____ Source material
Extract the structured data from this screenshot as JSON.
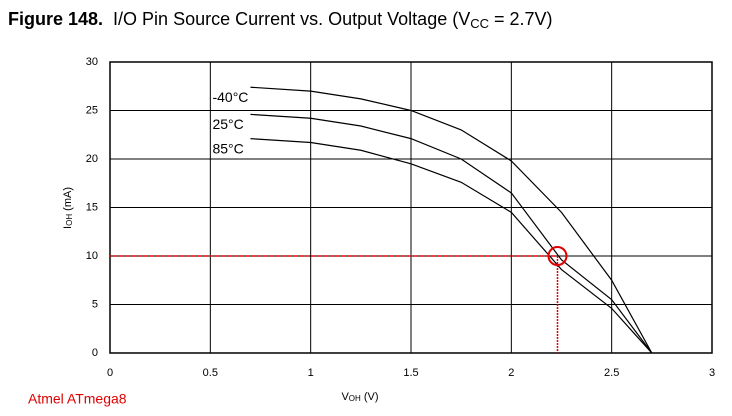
{
  "chart_data": {
    "type": "line",
    "title": {
      "label": "Figure 148.",
      "text": "I/O Pin Source Current vs. Output Voltage (V",
      "sub": "CC",
      "end": " = 2.7V)"
    },
    "x_label": {
      "text": "V",
      "sub": "OH",
      "end": " (V)"
    },
    "y_label": {
      "text": "I",
      "sub": "OH",
      "end": " (mA)"
    },
    "footer": "Atmel ATmega8",
    "x": [
      0.7,
      1.0,
      1.25,
      1.5,
      1.75,
      2.0,
      2.25,
      2.5,
      2.7
    ],
    "series": [
      {
        "name": "-40°C",
        "color": "#000000",
        "values": [
          27.4,
          27.0,
          26.2,
          25.0,
          23.0,
          19.8,
          14.5,
          7.5,
          0
        ]
      },
      {
        "name": "25°C",
        "color": "#000000",
        "values": [
          24.6,
          24.2,
          23.4,
          22.1,
          20.0,
          16.5,
          9.6,
          5.5,
          0
        ]
      },
      {
        "name": "85°C",
        "color": "#000000",
        "values": [
          22.1,
          21.7,
          20.9,
          19.5,
          17.6,
          14.5,
          8.6,
          4.6,
          0
        ]
      }
    ],
    "marker": {
      "x": 2.23,
      "y": 10,
      "color": "#e00000"
    },
    "xlim": [
      0,
      3
    ],
    "ylim": [
      0,
      30
    ],
    "xticks": [
      0,
      0.5,
      1,
      1.5,
      2,
      2.5,
      3
    ],
    "yticks": [
      0,
      5,
      10,
      15,
      20,
      25,
      30
    ],
    "grid": true
  }
}
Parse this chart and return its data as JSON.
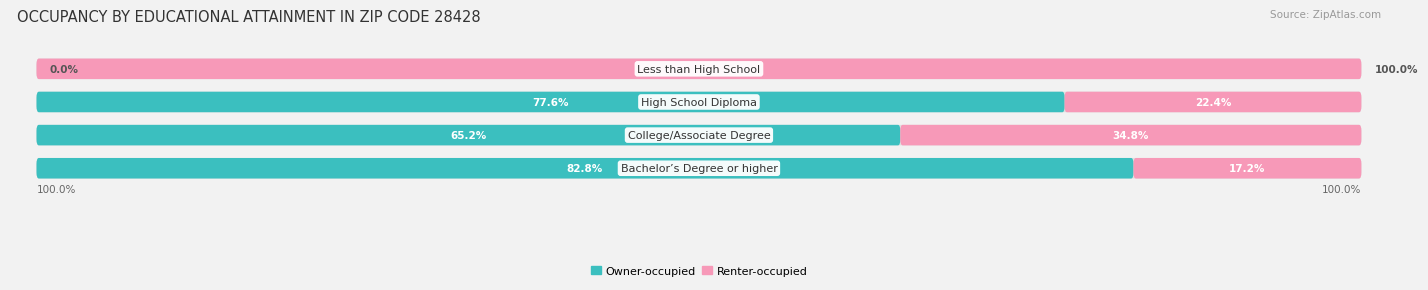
{
  "title": "OCCUPANCY BY EDUCATIONAL ATTAINMENT IN ZIP CODE 28428",
  "source": "Source: ZipAtlas.com",
  "categories": [
    "Less than High School",
    "High School Diploma",
    "College/Associate Degree",
    "Bachelor’s Degree or higher"
  ],
  "owner_pct": [
    0.0,
    77.6,
    65.2,
    82.8
  ],
  "renter_pct": [
    100.0,
    22.4,
    34.8,
    17.2
  ],
  "owner_color": "#3bbfbf",
  "renter_color": "#f799b8",
  "bg_color": "#f2f2f2",
  "bar_bg_color": "#e0e0e0",
  "title_fontsize": 10.5,
  "label_fontsize": 8,
  "value_fontsize": 7.5,
  "legend_fontsize": 8,
  "source_fontsize": 7.5,
  "axis_label_fontsize": 7.5
}
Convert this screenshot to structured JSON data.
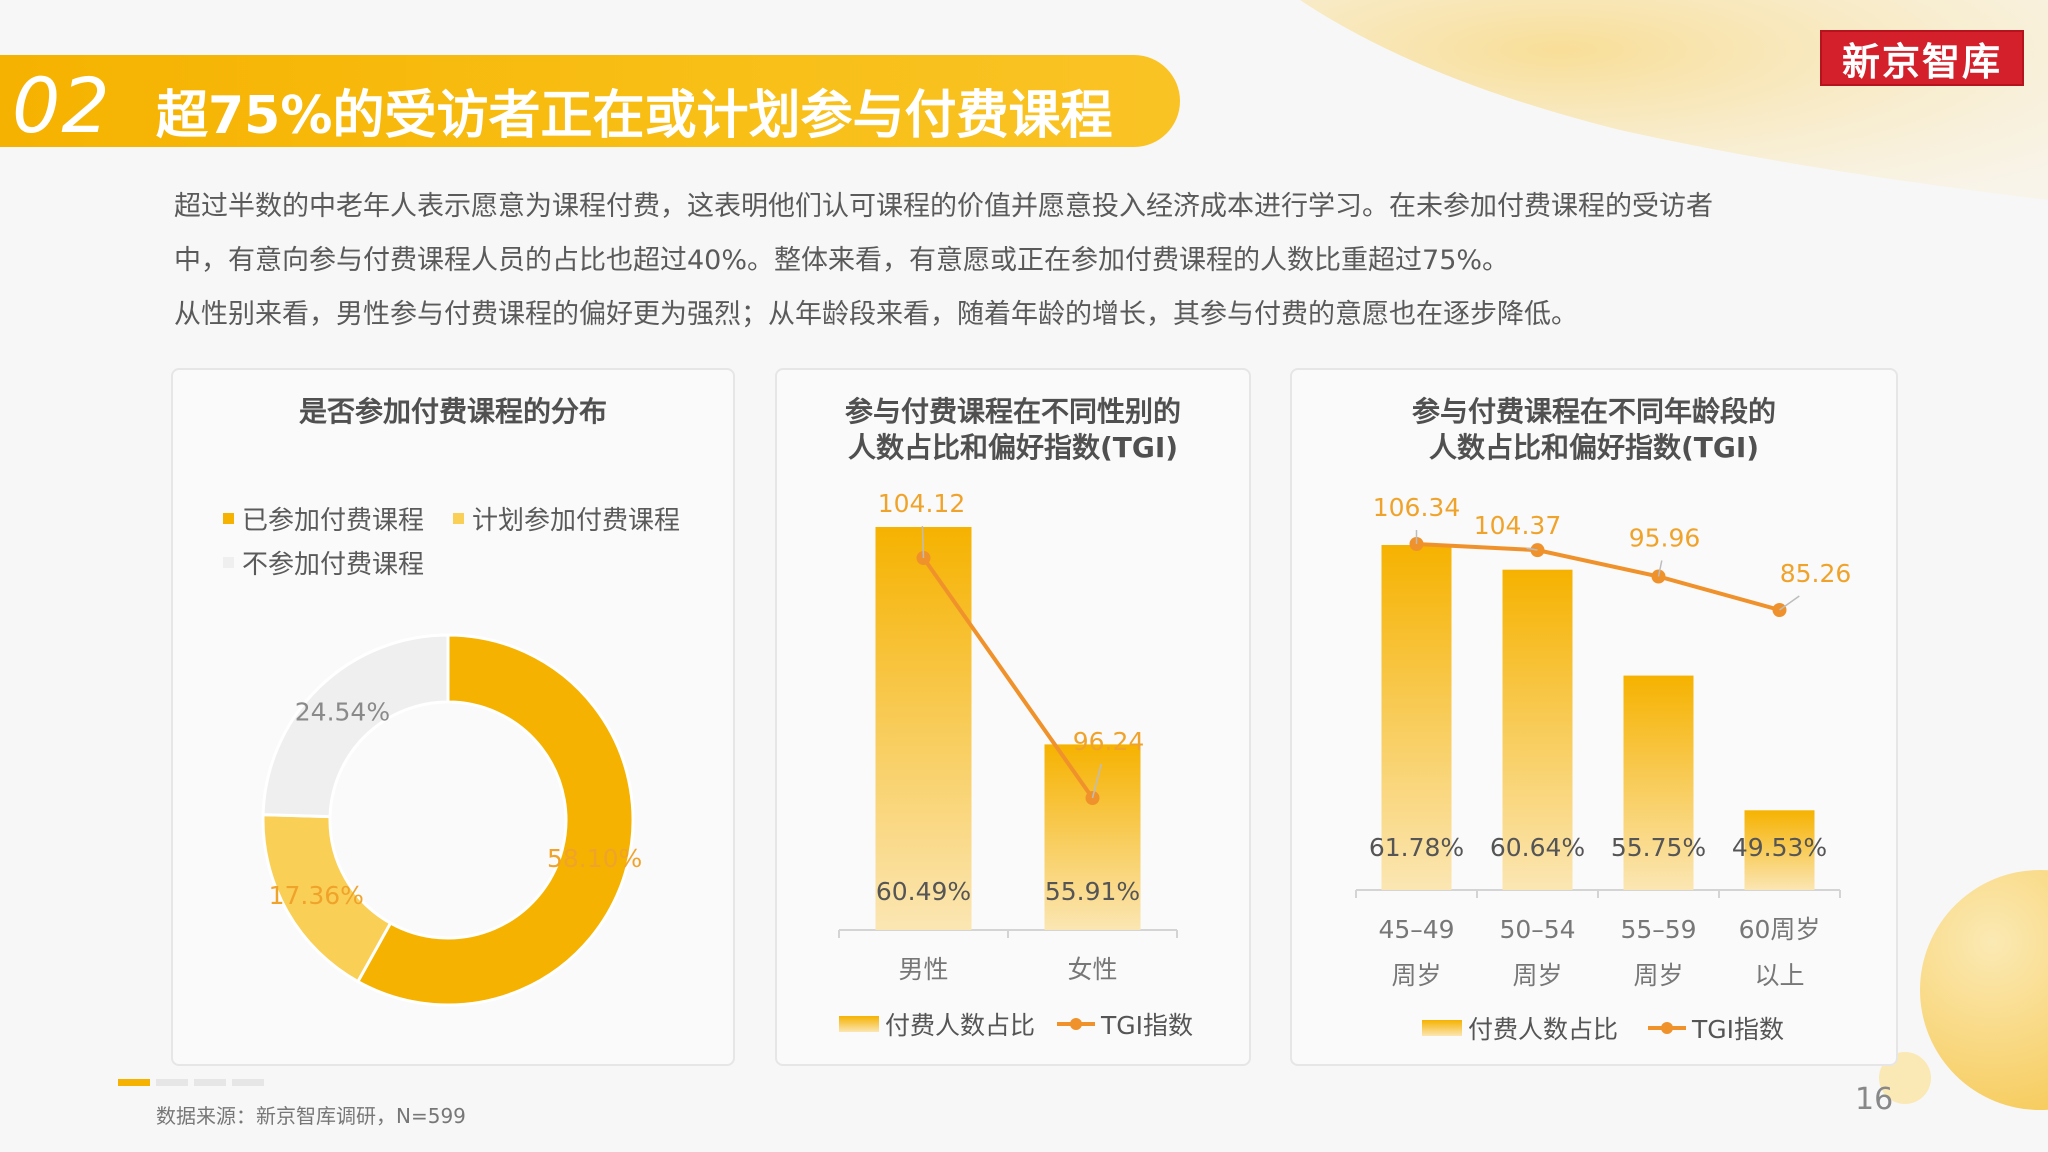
{
  "header": {
    "section_number": "02",
    "title": "超75%的受访者正在或计划参与付费课程",
    "logo_text": "新京智库"
  },
  "intro": {
    "lines": [
      "超过半数的中老年人表示愿意为课程付费，这表明他们认可课程的价值并愿意投入经济成本进行学习。在未参加付费课程的受访者",
      "中，有意向参与付费课程人员的占比也超过40%。整体来看，有意愿或正在参加付费课程的人数比重超过75%。",
      "从性别来看，男性参与付费课程的偏好更为强烈；从年龄段来看，随着年龄的增长，其参与付费的意愿也在逐步降低。"
    ]
  },
  "colors": {
    "accent": "#f6b200",
    "accent_light": "#f9cf56",
    "gray_slice": "#efefef",
    "tgi_line": "#f0922b",
    "label_orange": "#f0a32b"
  },
  "chart_data": [
    {
      "type": "pie",
      "style": "donut",
      "title": "是否参加付费课程的分布",
      "categories": [
        "已参加付费课程",
        "计划参加付费课程",
        "不参加付费课程"
      ],
      "values": [
        58.1,
        17.36,
        24.54
      ],
      "value_labels": [
        "58.10%",
        "17.36%",
        "24.54%"
      ],
      "colors": [
        "#f6b200",
        "#f9cf56",
        "#efefef"
      ],
      "legend_position": "top"
    },
    {
      "type": "bar",
      "title_lines": [
        "参与付费课程在不同性别的",
        "人数占比和偏好指数(TGI)"
      ],
      "categories": [
        "男性",
        "女性"
      ],
      "series": [
        {
          "name": "付费人数占比",
          "kind": "bar",
          "values": [
            60.49,
            55.91
          ],
          "labels": [
            "60.49%",
            "55.91%"
          ]
        },
        {
          "name": "TGI指数",
          "kind": "line",
          "values": [
            104.12,
            96.24
          ],
          "labels": [
            "104.12",
            "96.24"
          ]
        }
      ],
      "legend_position": "bottom"
    },
    {
      "type": "bar",
      "title_lines": [
        "参与付费课程在不同年龄段的",
        "人数占比和偏好指数(TGI)"
      ],
      "categories": [
        "45-49\n周岁",
        "50-54\n周岁",
        "55-59\n周岁",
        "60周岁\n以上"
      ],
      "category_lines": [
        [
          "45–49",
          "周岁"
        ],
        [
          "50–54",
          "周岁"
        ],
        [
          "55–59",
          "周岁"
        ],
        [
          "60周岁",
          "以上"
        ]
      ],
      "series": [
        {
          "name": "付费人数占比",
          "kind": "bar",
          "values": [
            61.78,
            60.64,
            55.75,
            49.53
          ],
          "labels": [
            "61.78%",
            "60.64%",
            "55.75%",
            "49.53%"
          ]
        },
        {
          "name": "TGI指数",
          "kind": "line",
          "values": [
            106.34,
            104.37,
            95.96,
            85.26
          ],
          "labels": [
            "106.34",
            "104.37",
            "95.96",
            "85.26"
          ]
        }
      ],
      "legend_position": "bottom"
    }
  ],
  "footer": {
    "source": "数据来源：新京智库调研，N=599",
    "page_number": "16"
  }
}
________
▶ _Stated goal_: All records must be output exactly as they are, except for the pictures, which are left out.

▶ _Exercise solution_:
Extract the structured data from this screenshot as JSON.
{
  "chart_data": {
    "type": "line",
    "title": {
      "label": "Figure 148.",
      "text": "I/O Pin Source Current vs. Output Voltage (V",
      "sub": "CC",
      "end": " = 2.7V)"
    },
    "x_label": {
      "text": "V",
      "sub": "OH",
      "end": " (V)"
    },
    "y_label": {
      "text": "I",
      "sub": "OH",
      "end": " (mA)"
    },
    "footer": "Atmel ATmega8",
    "x": [
      0.7,
      1.0,
      1.25,
      1.5,
      1.75,
      2.0,
      2.25,
      2.5,
      2.7
    ],
    "series": [
      {
        "name": "-40°C",
        "color": "#000000",
        "values": [
          27.4,
          27.0,
          26.2,
          25.0,
          23.0,
          19.8,
          14.5,
          7.5,
          0
        ]
      },
      {
        "name": "25°C",
        "color": "#000000",
        "values": [
          24.6,
          24.2,
          23.4,
          22.1,
          20.0,
          16.5,
          9.6,
          5.5,
          0
        ]
      },
      {
        "name": "85°C",
        "color": "#000000",
        "values": [
          22.1,
          21.7,
          20.9,
          19.5,
          17.6,
          14.5,
          8.6,
          4.6,
          0
        ]
      }
    ],
    "marker": {
      "x": 2.23,
      "y": 10,
      "color": "#e00000"
    },
    "xlim": [
      0,
      3
    ],
    "ylim": [
      0,
      30
    ],
    "xticks": [
      0,
      0.5,
      1,
      1.5,
      2,
      2.5,
      3
    ],
    "yticks": [
      0,
      5,
      10,
      15,
      20,
      25,
      30
    ],
    "grid": true
  }
}
Parse this chart and return its data as JSON.
{
  "title": "OCCUPANCY BY EDUCATIONAL ATTAINMENT IN ZIP CODE 28428",
  "source": "Source: ZipAtlas.com",
  "categories": [
    "Less than High School",
    "High School Diploma",
    "College/Associate Degree",
    "Bachelor’s Degree or higher"
  ],
  "owner_pct": [
    0.0,
    77.6,
    65.2,
    82.8
  ],
  "renter_pct": [
    100.0,
    22.4,
    34.8,
    17.2
  ],
  "owner_color": "#3bbfbf",
  "renter_color": "#f799b8",
  "bg_color": "#f2f2f2",
  "bar_bg_color": "#e0e0e0",
  "title_fontsize": 10.5,
  "label_fontsize": 8,
  "value_fontsize": 7.5,
  "legend_fontsize": 8,
  "source_fontsize": 7.5,
  "axis_label_fontsize": 7.5
}
Convert this screenshot to structured JSON data.
{
  "header": {
    "section_number": "02",
    "title": "超75%的受访者正在或计划参与付费课程",
    "logo_text": "新京智库"
  },
  "intro": {
    "lines": [
      "超过半数的中老年人表示愿意为课程付费，这表明他们认可课程的价值并愿意投入经济成本进行学习。在未参加付费课程的受访者",
      "中，有意向参与付费课程人员的占比也超过40%。整体来看，有意愿或正在参加付费课程的人数比重超过75%。",
      "从性别来看，男性参与付费课程的偏好更为强烈；从年龄段来看，随着年龄的增长，其参与付费的意愿也在逐步降低。"
    ]
  },
  "colors": {
    "accent": "#f6b200",
    "accent_light": "#f9cf56",
    "gray_slice": "#efefef",
    "tgi_line": "#f0922b",
    "label_orange": "#f0a32b"
  },
  "chart_data": [
    {
      "type": "pie",
      "style": "donut",
      "title": "是否参加付费课程的分布",
      "categories": [
        "已参加付费课程",
        "计划参加付费课程",
        "不参加付费课程"
      ],
      "values": [
        58.1,
        17.36,
        24.54
      ],
      "value_labels": [
        "58.10%",
        "17.36%",
        "24.54%"
      ],
      "colors": [
        "#f6b200",
        "#f9cf56",
        "#efefef"
      ],
      "legend_position": "top"
    },
    {
      "type": "bar",
      "title_lines": [
        "参与付费课程在不同性别的",
        "人数占比和偏好指数(TGI)"
      ],
      "categories": [
        "男性",
        "女性"
      ],
      "series": [
        {
          "name": "付费人数占比",
          "kind": "bar",
          "values": [
            60.49,
            55.91
          ],
          "labels": [
            "60.49%",
            "55.91%"
          ]
        },
        {
          "name": "TGI指数",
          "kind": "line",
          "values": [
            104.12,
            96.24
          ],
          "labels": [
            "104.12",
            "96.24"
          ]
        }
      ],
      "legend_position": "bottom"
    },
    {
      "type": "bar",
      "title_lines": [
        "参与付费课程在不同年龄段的",
        "人数占比和偏好指数(TGI)"
      ],
      "categories": [
        "45-49\n周岁",
        "50-54\n周岁",
        "55-59\n周岁",
        "60周岁\n以上"
      ],
      "category_lines": [
        [
          "45–49",
          "周岁"
        ],
        [
          "50–54",
          "周岁"
        ],
        [
          "55–59",
          "周岁"
        ],
        [
          "60周岁",
          "以上"
        ]
      ],
      "series": [
        {
          "name": "付费人数占比",
          "kind": "bar",
          "values": [
            61.78,
            60.64,
            55.75,
            49.53
          ],
          "labels": [
            "61.78%",
            "60.64%",
            "55.75%",
            "49.53%"
          ]
        },
        {
          "name": "TGI指数",
          "kind": "line",
          "values": [
            106.34,
            104.37,
            95.96,
            85.26
          ],
          "labels": [
            "106.34",
            "104.37",
            "95.96",
            "85.26"
          ]
        }
      ],
      "legend_position": "bottom"
    }
  ],
  "footer": {
    "source": "数据来源：新京智库调研，N=599",
    "page_number": "16"
  }
}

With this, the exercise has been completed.